Written task: Note each line of the listing that contains the string "sentence", and copy it.

Data extract:
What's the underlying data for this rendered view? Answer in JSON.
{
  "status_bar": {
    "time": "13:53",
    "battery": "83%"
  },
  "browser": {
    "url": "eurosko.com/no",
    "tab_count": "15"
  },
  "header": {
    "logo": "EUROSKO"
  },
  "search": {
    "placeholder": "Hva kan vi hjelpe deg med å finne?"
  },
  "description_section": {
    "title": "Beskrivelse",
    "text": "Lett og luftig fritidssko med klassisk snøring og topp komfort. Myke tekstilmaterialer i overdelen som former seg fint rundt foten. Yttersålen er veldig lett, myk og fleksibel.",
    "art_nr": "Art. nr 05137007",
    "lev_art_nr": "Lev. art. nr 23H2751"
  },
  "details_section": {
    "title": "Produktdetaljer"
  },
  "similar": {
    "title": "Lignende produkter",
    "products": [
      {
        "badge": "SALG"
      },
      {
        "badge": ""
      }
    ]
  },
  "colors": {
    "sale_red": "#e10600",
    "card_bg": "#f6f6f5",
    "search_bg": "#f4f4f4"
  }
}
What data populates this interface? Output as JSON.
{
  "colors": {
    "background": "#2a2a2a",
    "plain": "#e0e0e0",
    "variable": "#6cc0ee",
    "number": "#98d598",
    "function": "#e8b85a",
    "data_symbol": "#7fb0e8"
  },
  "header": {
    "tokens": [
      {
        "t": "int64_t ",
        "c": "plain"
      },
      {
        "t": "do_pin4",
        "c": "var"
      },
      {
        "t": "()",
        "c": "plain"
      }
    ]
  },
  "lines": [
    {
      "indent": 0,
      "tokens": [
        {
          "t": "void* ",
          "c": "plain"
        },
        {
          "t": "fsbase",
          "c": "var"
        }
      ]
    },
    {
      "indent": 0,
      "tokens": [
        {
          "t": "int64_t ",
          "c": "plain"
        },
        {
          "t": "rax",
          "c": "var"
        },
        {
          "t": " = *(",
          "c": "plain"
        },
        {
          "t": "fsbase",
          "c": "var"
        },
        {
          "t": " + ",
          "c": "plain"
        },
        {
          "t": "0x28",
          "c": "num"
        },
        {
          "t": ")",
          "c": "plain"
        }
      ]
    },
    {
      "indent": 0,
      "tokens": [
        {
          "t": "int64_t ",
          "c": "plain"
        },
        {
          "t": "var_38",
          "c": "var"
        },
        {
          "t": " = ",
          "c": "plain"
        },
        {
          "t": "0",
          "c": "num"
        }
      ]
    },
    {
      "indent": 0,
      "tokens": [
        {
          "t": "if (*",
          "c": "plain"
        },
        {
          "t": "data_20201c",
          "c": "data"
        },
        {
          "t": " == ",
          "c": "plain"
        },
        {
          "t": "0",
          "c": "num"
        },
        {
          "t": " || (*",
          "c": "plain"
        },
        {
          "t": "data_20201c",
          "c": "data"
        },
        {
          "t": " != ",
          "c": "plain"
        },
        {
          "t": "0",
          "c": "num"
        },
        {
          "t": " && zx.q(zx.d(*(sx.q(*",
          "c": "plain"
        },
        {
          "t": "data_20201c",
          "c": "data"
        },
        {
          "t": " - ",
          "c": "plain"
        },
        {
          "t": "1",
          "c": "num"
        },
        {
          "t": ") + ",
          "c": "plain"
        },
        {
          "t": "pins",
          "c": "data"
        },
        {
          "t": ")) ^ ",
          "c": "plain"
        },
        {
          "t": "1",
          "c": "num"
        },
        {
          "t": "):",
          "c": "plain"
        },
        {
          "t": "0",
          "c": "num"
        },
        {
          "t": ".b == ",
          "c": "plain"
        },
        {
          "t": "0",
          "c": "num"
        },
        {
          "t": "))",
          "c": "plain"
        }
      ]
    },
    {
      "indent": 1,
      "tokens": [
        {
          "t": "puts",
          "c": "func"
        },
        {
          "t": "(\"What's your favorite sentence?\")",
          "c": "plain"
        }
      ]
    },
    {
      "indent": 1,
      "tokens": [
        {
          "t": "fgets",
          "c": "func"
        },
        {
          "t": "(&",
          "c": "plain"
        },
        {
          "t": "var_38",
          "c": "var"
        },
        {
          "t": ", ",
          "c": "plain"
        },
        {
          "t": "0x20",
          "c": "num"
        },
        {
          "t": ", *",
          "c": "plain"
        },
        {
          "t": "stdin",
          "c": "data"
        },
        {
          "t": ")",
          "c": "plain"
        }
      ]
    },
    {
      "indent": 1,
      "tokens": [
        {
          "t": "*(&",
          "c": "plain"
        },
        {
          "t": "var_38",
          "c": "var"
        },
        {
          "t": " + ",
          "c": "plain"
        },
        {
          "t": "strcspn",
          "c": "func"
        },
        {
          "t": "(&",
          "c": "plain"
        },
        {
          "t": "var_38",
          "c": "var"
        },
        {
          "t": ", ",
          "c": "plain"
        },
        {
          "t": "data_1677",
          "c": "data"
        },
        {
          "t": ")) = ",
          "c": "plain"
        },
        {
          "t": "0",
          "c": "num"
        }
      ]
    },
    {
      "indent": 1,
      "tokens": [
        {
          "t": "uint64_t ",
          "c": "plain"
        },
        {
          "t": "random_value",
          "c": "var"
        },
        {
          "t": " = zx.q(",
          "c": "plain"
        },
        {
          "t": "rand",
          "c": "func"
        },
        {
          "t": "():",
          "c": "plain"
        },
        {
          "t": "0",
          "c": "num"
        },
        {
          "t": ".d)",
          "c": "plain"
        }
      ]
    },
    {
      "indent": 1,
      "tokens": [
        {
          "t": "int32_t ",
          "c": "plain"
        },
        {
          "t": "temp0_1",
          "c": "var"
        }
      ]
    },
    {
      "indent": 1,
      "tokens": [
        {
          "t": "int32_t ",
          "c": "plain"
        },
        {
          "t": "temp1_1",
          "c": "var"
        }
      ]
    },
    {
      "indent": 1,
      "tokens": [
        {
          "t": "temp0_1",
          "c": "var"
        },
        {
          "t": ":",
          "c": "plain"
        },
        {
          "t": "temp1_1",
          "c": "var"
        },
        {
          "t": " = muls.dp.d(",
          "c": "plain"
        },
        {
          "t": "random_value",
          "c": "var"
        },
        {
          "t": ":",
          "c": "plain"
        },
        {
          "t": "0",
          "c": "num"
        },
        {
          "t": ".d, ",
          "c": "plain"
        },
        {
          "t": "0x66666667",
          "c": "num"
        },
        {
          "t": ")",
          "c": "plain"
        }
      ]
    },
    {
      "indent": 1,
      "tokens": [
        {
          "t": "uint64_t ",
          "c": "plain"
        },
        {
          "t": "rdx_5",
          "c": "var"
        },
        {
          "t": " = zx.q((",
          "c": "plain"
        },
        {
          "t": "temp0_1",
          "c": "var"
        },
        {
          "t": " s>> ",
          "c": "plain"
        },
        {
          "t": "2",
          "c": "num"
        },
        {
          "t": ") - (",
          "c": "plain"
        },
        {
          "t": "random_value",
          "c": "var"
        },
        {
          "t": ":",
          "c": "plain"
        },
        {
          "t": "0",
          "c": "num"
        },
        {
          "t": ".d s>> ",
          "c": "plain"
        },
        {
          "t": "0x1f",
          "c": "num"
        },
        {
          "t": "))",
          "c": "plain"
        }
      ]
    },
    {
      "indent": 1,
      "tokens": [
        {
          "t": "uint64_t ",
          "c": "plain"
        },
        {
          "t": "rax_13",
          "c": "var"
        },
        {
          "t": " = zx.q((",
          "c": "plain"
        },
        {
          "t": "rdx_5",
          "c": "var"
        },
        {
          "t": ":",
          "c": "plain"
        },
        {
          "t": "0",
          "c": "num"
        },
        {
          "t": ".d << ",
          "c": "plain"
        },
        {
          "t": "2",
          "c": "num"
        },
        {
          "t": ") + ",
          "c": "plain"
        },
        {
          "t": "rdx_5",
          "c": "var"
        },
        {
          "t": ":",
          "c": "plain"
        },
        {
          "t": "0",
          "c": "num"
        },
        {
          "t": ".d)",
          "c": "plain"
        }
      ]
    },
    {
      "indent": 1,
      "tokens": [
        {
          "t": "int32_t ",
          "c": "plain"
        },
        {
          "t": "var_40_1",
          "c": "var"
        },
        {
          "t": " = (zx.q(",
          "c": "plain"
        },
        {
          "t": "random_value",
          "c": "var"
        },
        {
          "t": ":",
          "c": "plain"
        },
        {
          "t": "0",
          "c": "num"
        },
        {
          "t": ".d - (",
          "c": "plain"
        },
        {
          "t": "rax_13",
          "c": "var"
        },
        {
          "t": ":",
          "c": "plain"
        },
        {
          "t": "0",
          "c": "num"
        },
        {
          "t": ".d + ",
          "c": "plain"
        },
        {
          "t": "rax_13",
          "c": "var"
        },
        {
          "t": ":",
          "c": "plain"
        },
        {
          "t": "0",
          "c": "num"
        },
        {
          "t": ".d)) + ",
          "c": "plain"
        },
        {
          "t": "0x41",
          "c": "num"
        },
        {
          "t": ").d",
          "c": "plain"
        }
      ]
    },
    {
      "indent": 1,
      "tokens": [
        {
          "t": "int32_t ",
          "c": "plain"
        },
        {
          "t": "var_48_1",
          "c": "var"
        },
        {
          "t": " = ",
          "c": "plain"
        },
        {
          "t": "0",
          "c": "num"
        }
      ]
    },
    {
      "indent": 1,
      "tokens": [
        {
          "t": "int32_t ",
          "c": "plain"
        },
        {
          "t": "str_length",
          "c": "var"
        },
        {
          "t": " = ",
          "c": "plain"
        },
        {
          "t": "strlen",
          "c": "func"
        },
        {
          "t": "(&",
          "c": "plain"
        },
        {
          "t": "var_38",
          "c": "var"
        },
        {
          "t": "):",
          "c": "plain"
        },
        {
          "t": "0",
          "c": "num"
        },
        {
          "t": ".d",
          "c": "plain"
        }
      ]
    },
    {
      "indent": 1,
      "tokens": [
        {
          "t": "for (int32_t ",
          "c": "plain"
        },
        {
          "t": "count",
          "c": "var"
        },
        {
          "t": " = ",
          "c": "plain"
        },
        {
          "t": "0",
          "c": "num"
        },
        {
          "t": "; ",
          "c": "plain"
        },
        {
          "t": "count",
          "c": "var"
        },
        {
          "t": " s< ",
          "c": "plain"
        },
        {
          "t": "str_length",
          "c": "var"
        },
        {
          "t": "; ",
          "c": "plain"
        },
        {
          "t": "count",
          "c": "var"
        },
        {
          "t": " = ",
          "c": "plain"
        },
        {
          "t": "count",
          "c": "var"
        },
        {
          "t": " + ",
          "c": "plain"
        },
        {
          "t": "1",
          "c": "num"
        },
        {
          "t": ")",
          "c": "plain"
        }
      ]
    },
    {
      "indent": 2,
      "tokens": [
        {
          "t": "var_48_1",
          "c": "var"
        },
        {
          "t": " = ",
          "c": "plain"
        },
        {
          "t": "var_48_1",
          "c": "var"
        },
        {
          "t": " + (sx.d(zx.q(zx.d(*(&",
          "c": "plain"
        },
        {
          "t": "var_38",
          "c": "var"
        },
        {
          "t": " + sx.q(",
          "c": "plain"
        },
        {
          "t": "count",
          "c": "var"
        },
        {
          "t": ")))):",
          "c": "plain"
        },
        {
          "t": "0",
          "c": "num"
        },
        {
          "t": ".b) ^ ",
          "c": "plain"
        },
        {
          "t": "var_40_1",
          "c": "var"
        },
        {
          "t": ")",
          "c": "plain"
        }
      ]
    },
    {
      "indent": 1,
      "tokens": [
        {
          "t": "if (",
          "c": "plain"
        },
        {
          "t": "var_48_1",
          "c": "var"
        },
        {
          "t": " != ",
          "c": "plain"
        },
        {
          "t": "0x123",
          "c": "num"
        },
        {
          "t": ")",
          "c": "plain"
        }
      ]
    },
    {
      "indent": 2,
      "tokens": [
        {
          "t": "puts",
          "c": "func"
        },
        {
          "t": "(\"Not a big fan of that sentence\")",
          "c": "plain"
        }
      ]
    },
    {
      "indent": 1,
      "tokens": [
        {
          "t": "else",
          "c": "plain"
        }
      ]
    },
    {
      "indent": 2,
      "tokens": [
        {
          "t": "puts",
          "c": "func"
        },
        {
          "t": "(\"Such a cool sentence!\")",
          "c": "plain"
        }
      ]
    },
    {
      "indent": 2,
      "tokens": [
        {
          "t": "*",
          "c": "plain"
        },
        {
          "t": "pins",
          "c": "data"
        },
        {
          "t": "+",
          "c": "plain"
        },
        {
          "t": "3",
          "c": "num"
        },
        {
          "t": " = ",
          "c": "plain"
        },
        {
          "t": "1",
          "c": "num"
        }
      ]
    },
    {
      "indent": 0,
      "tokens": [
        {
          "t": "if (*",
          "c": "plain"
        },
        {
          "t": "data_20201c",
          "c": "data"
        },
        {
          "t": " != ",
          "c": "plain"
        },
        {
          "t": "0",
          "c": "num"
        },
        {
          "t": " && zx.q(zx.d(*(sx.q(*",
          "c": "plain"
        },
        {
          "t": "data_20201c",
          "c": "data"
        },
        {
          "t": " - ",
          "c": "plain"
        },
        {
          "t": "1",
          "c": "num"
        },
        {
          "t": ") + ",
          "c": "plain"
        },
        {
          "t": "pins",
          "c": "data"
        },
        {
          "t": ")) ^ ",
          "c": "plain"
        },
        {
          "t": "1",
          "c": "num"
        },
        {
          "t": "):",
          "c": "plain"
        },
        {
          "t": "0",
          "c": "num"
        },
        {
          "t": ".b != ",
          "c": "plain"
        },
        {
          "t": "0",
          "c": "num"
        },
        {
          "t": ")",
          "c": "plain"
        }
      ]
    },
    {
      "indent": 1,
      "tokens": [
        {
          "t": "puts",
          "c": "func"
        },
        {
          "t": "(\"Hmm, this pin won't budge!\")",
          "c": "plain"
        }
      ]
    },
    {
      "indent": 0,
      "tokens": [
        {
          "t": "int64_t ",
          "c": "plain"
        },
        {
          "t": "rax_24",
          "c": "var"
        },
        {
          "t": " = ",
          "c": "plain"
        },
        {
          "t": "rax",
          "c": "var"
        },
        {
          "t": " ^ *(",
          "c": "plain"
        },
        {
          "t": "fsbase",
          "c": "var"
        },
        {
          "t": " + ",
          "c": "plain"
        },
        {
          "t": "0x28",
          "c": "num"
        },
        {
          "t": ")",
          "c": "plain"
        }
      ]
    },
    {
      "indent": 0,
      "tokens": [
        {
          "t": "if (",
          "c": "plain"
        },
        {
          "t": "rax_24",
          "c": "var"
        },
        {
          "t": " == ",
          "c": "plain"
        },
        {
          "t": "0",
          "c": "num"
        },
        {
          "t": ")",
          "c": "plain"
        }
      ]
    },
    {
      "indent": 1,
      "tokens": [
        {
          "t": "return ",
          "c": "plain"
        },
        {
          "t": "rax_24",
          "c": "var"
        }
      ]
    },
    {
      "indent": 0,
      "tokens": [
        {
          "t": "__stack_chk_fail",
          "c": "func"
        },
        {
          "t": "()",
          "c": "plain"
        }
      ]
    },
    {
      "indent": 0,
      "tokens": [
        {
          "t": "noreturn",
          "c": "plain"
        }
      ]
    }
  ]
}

Answer below:
          "t": "(\"What's your favorite sentence?\")",
          "t": "(\"Not a big fan of that sentence\")",
          "t": "(\"Such a cool sentence!\")",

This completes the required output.